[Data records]
※

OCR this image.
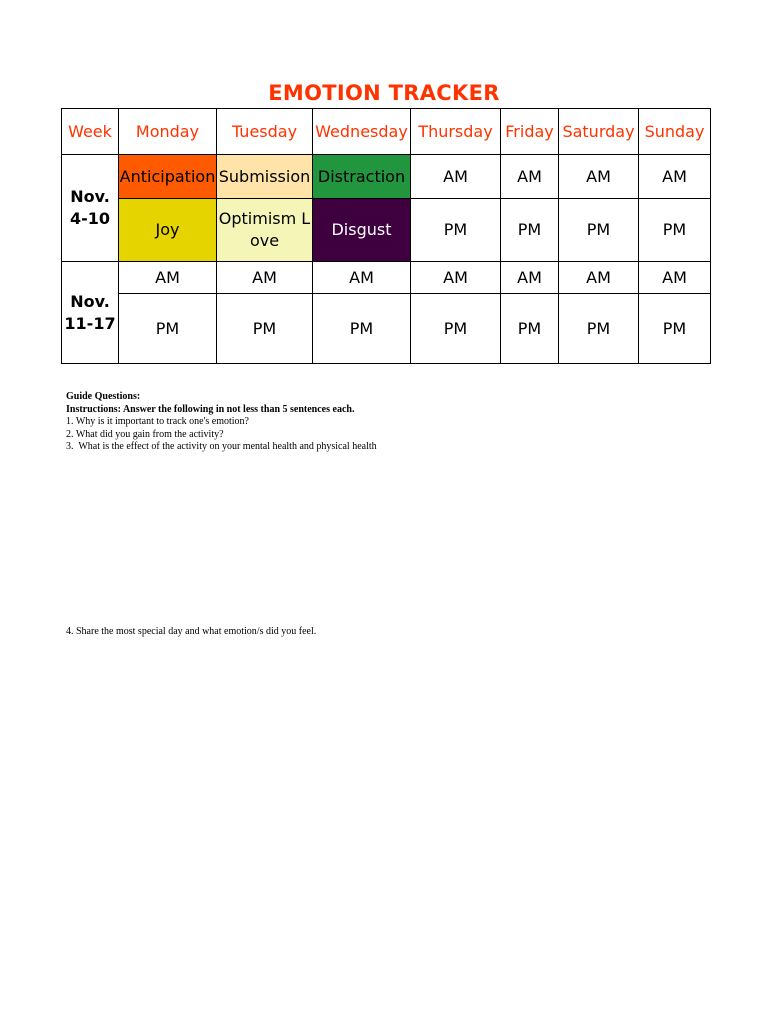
EMOTION TRACKER
Week	Monday	Tuesday	Wednesday	Thursday	Friday	Saturday	Sunday
Nov. 4-10	Anticipation	Submission	Distraction	AM	AM	AM	AM
	Joy	Optimism Love	Disgust	PM	PM	PM	PM
Nov. 11-17	AM	AM	AM	AM	AM	AM	AM
	PM	PM	PM	PM	PM	PM	PM
Guide Questions:
Instructions: Answer the following in not less than 5 sentences each.
1. Why is it important to track one's emotion?
2. What did you gain from the activity?
3.  What is the effect of the activity on your mental health and physical health
4. Share the most special day and what emotion/s did you feel.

※

_TASK_. Using the material above, retype each entry exactly and omit the pictures.

_EXPECTED OUTPUT_.
OCR this image.
EMOTION TRACKER
Week	Monday	Tuesday	Wednesday	Thursday	Friday	Saturday	Sunday
Nov. 4-10	Anticipation	Submission	Distraction	AM	AM	AM	AM
	Joy	Optimism Love	Disgust	PM	PM	PM	PM
Nov. 11-17	AM	AM	AM	AM	AM	AM	AM
	PM	PM	PM	PM	PM	PM	PM
Guide Questions:
Instructions: Answer the following in not less than 5 sentences each.
1. Why is it important to track one's emotion?
2. What did you gain from the activity?
3.  What is the effect of the activity on your mental health and physical health
4. Share the most special day and what emotion/s did you feel.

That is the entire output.